>> begin Rows

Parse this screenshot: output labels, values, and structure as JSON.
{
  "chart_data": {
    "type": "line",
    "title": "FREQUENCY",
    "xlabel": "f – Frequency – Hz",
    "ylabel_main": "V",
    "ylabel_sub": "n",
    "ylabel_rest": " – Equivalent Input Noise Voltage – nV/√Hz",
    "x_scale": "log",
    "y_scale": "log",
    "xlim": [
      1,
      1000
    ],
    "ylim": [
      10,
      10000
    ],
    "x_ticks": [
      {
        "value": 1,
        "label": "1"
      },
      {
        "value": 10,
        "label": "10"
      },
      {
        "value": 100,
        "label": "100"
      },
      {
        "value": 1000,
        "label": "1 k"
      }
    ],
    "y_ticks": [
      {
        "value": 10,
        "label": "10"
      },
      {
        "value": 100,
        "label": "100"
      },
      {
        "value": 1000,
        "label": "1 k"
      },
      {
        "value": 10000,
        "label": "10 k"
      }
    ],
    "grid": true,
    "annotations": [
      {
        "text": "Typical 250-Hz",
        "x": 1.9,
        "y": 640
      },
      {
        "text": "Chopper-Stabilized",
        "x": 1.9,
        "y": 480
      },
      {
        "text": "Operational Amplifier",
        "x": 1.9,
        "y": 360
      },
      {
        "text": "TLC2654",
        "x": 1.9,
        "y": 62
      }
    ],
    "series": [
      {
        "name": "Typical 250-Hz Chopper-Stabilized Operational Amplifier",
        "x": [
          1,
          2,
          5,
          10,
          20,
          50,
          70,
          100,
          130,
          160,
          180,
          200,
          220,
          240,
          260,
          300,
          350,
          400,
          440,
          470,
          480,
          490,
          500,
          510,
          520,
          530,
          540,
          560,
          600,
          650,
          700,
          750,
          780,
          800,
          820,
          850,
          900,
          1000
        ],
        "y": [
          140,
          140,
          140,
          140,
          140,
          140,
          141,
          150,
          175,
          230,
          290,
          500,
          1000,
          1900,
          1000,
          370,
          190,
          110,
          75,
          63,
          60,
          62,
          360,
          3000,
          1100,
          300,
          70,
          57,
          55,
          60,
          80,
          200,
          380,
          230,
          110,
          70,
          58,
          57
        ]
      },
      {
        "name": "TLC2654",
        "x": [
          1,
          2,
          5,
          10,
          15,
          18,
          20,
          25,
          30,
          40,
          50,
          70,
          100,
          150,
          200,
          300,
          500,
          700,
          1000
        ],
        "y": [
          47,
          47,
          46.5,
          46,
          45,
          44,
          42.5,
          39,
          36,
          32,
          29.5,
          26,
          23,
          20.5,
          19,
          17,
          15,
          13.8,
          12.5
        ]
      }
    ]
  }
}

>> end Rows

▶ **Directions for this task**
Show every line of the records above that contains the word "Stabilized".

▶ **Written response**
        "text": "Chopper-Stabilized",
        "name": "Typical 250-Hz Chopper-Stabilized Operational Amplifier",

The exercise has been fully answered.